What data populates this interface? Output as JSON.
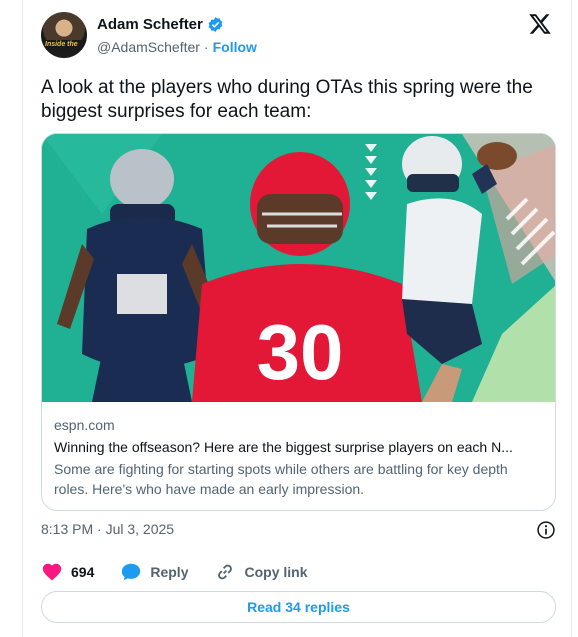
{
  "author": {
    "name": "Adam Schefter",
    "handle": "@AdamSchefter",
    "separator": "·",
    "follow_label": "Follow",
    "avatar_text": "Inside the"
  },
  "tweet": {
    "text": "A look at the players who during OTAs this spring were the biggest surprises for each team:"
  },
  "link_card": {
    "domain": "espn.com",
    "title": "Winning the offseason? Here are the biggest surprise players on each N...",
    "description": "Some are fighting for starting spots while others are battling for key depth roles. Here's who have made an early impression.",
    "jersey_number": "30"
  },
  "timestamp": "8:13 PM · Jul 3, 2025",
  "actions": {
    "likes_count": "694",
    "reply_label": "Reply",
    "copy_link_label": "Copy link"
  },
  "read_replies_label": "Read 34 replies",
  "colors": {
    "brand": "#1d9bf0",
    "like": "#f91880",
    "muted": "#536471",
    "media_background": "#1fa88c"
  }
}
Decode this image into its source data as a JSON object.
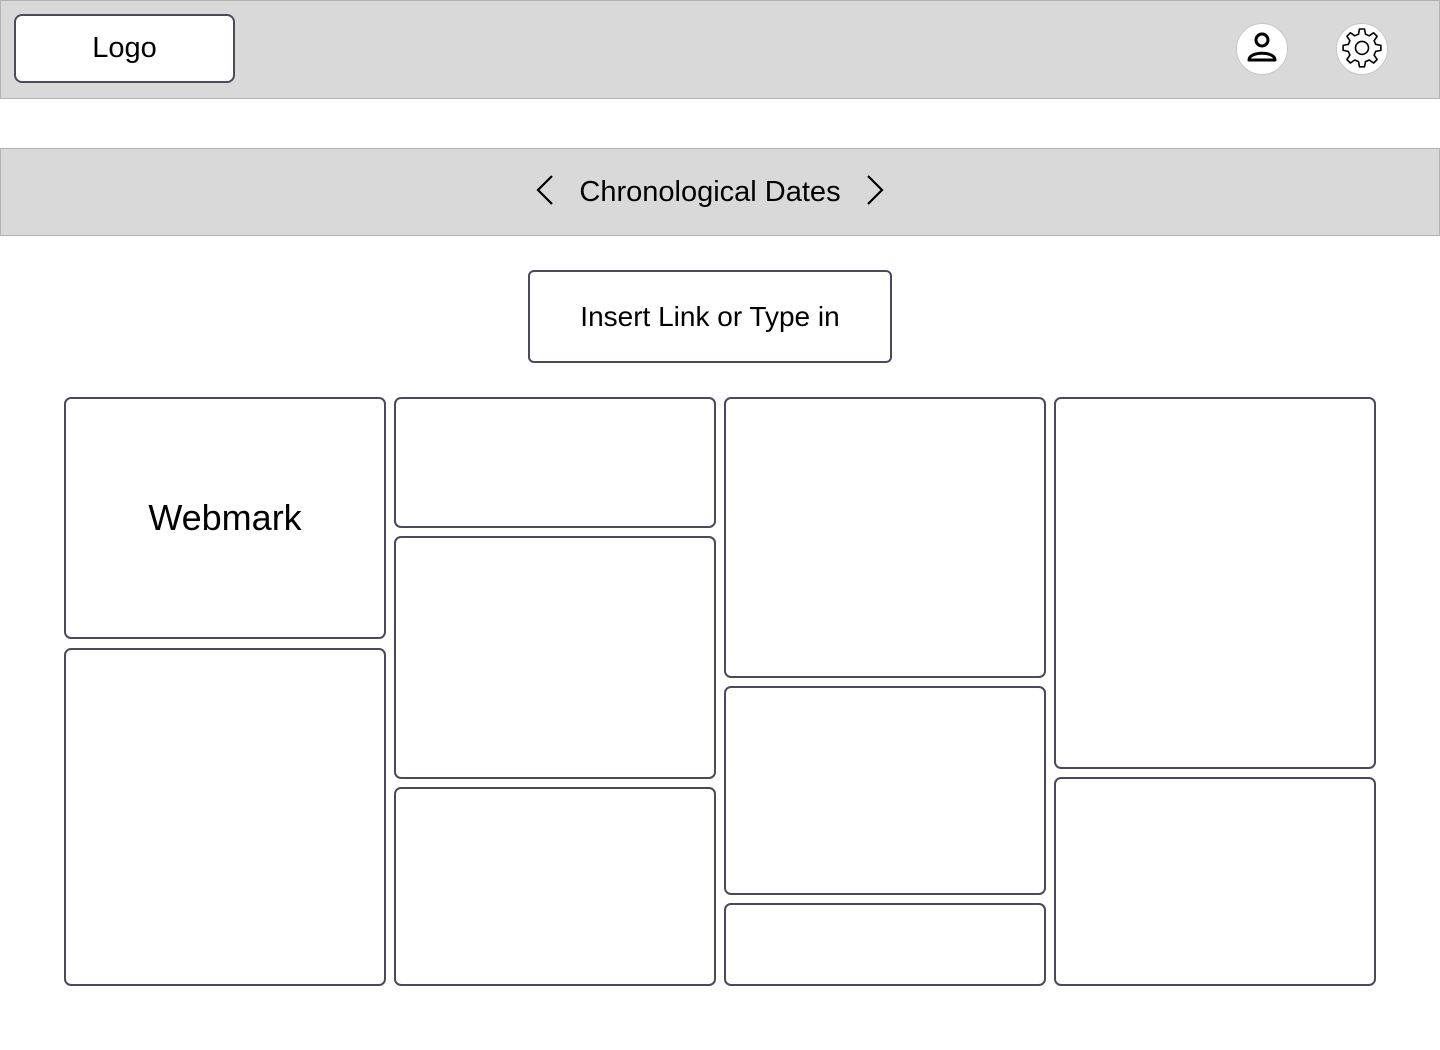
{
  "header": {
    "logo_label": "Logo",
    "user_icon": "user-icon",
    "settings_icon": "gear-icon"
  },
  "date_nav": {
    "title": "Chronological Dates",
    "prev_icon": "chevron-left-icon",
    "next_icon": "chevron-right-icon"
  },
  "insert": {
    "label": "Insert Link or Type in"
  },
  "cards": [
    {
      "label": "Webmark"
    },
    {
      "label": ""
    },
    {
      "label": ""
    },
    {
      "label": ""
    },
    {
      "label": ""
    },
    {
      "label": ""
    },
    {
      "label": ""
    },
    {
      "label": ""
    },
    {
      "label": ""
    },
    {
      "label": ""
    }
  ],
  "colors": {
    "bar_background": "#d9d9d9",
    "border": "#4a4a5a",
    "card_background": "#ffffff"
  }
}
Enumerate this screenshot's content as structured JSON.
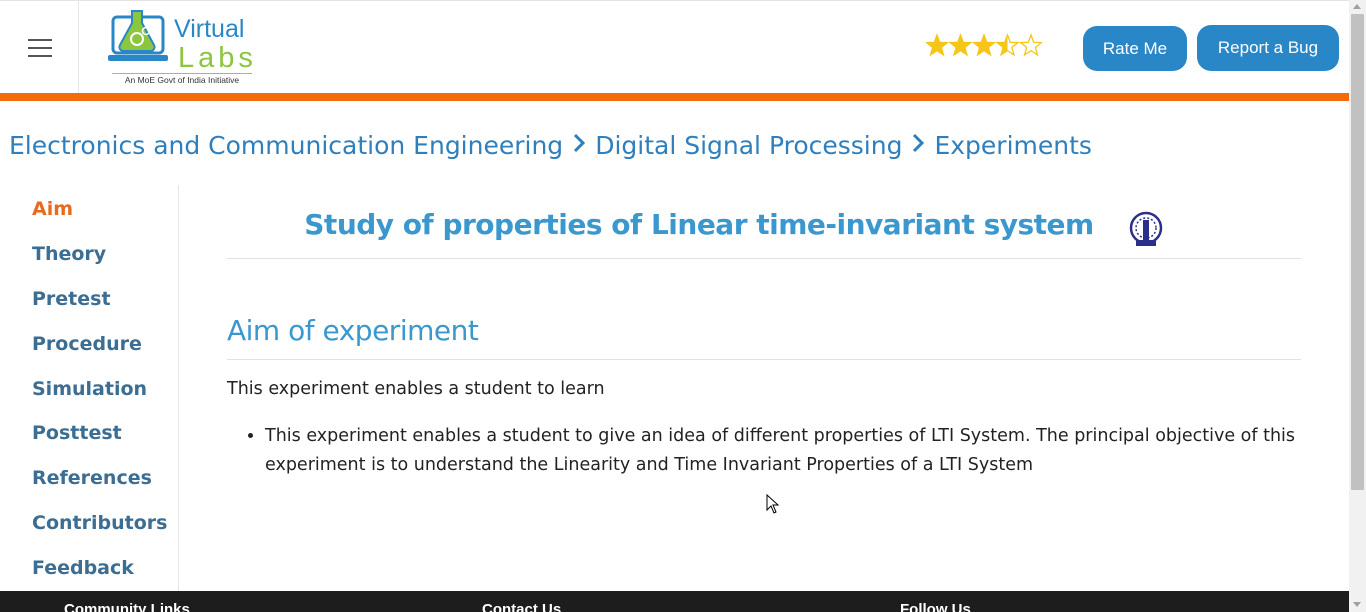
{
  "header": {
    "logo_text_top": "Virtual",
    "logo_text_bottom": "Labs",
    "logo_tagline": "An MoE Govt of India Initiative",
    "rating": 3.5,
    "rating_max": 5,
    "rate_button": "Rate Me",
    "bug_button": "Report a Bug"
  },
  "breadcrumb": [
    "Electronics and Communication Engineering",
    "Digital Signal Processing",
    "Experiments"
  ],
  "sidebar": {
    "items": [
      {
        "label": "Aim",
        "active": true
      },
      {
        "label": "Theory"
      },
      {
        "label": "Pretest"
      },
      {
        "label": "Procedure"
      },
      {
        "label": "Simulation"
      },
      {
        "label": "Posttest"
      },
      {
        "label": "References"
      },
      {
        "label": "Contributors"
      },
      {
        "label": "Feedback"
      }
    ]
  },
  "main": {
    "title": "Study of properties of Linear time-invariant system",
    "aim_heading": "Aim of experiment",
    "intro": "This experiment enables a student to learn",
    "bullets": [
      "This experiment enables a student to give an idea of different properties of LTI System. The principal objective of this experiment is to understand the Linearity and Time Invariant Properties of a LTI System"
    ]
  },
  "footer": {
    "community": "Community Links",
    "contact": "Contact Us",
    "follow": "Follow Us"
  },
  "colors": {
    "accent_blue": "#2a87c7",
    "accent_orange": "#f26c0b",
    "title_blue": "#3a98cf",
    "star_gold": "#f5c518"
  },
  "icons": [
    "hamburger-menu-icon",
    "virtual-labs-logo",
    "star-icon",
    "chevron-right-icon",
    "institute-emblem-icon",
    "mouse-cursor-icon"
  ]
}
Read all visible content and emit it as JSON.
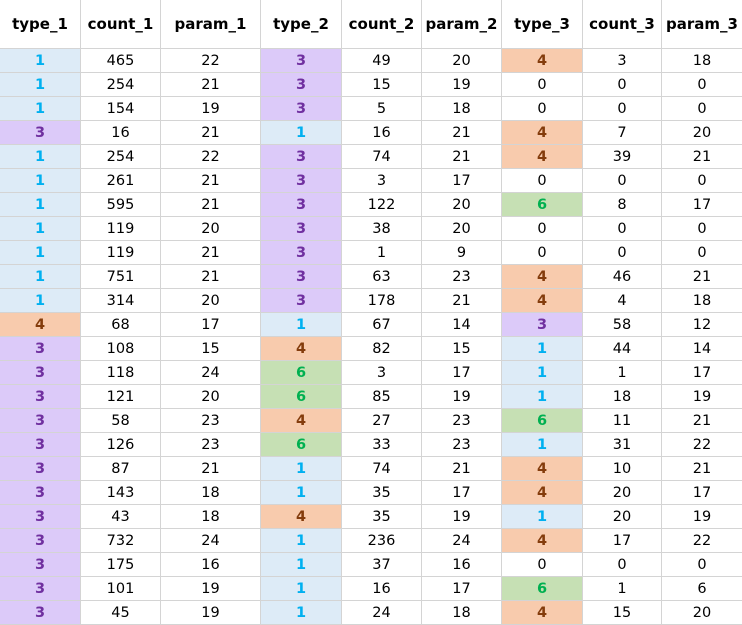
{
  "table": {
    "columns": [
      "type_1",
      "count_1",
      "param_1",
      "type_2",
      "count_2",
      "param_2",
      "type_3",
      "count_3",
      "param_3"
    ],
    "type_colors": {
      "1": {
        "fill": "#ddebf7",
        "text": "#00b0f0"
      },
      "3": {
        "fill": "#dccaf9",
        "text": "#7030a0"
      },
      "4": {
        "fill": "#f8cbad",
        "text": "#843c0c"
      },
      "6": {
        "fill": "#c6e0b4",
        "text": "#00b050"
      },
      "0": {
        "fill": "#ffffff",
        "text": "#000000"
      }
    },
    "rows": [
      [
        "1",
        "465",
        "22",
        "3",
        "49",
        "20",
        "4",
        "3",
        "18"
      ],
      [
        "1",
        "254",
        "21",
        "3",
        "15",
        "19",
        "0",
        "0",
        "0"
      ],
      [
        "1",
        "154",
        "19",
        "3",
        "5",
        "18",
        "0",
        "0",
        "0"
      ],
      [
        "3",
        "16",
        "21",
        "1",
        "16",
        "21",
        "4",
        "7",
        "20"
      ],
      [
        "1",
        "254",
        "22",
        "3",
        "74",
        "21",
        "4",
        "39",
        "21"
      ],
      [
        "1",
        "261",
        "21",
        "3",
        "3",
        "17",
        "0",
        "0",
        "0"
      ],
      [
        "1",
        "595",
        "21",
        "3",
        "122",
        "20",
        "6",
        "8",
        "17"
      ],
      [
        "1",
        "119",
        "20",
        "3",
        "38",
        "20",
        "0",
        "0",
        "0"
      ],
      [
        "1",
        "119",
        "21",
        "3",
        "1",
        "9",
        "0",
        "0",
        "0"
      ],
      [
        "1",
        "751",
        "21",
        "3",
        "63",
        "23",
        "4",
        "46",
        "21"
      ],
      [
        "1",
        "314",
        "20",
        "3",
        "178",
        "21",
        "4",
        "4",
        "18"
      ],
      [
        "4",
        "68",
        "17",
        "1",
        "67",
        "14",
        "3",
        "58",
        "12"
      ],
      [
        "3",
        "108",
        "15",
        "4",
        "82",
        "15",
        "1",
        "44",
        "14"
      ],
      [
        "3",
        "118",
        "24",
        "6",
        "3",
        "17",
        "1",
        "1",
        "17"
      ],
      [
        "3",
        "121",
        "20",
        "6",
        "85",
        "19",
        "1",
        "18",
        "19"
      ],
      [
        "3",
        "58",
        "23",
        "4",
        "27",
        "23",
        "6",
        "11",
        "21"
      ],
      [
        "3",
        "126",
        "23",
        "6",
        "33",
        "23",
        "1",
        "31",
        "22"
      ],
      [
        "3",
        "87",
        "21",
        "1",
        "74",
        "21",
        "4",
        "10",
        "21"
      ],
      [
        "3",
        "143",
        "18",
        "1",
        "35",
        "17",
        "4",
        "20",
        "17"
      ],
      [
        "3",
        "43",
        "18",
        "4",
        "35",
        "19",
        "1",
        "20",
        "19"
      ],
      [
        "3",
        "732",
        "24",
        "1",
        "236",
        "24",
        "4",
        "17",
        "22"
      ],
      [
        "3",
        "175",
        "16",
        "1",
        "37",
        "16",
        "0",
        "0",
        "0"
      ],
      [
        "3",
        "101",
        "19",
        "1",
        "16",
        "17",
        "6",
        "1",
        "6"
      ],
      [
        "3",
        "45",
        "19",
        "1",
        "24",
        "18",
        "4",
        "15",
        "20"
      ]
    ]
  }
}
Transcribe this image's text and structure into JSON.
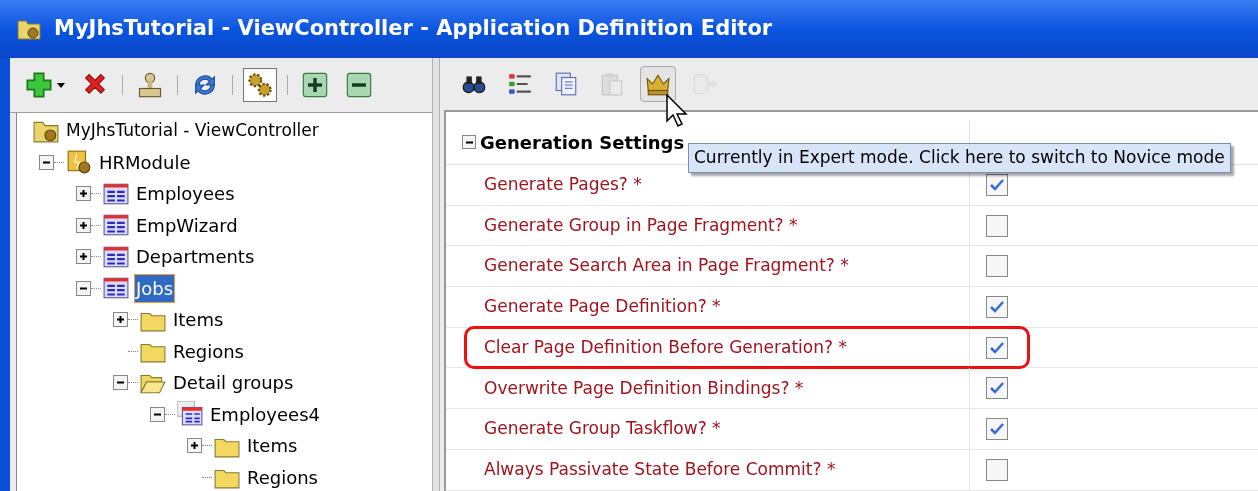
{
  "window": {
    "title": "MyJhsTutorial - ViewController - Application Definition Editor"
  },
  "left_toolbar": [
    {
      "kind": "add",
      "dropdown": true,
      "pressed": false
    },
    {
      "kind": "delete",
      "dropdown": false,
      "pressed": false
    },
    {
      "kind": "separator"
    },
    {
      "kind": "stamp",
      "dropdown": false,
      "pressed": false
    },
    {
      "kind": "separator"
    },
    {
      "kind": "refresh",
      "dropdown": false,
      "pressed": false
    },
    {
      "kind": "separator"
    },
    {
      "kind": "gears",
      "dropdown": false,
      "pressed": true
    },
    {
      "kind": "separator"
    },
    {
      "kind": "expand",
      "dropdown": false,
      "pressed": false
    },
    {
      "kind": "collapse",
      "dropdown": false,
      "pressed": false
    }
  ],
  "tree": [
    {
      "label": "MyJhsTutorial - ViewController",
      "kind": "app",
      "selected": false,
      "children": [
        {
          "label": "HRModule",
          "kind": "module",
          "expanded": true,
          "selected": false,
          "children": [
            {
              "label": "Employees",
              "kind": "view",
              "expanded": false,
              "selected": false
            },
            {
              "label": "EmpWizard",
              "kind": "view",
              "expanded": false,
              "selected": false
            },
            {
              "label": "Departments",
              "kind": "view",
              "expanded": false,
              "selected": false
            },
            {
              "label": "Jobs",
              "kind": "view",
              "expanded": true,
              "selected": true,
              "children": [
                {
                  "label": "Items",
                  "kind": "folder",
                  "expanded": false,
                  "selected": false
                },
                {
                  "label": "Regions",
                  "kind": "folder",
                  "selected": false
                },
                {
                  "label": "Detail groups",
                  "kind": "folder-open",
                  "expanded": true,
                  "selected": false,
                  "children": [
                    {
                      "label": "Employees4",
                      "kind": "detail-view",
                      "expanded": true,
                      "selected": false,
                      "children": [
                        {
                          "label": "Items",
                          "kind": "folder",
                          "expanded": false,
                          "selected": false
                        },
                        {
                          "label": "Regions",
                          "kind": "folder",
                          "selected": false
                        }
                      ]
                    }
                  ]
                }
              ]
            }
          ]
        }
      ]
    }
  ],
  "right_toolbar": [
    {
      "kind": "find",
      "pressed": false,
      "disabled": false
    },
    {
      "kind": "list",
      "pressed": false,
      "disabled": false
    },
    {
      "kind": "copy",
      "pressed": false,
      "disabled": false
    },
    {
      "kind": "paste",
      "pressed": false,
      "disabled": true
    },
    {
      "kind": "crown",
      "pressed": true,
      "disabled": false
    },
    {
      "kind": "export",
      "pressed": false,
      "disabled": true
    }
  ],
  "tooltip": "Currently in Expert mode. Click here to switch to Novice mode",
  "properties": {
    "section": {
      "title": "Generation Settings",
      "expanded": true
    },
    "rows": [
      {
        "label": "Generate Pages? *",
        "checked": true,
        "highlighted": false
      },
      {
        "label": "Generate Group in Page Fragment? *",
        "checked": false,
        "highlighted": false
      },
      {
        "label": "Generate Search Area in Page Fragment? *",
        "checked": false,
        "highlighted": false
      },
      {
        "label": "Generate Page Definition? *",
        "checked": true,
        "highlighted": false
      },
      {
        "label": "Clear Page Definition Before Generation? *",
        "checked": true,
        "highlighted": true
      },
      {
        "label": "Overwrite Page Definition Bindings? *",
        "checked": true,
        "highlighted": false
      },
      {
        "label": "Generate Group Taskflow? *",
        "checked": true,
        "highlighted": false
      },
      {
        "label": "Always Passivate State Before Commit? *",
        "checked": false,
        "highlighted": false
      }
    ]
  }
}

Aim of the task:
Find all lines holding the string "Generation" and copy them.

Answer to the exercise:
      "title": "Generation Settings",
        "label": "Clear Page Definition Before Generation? *",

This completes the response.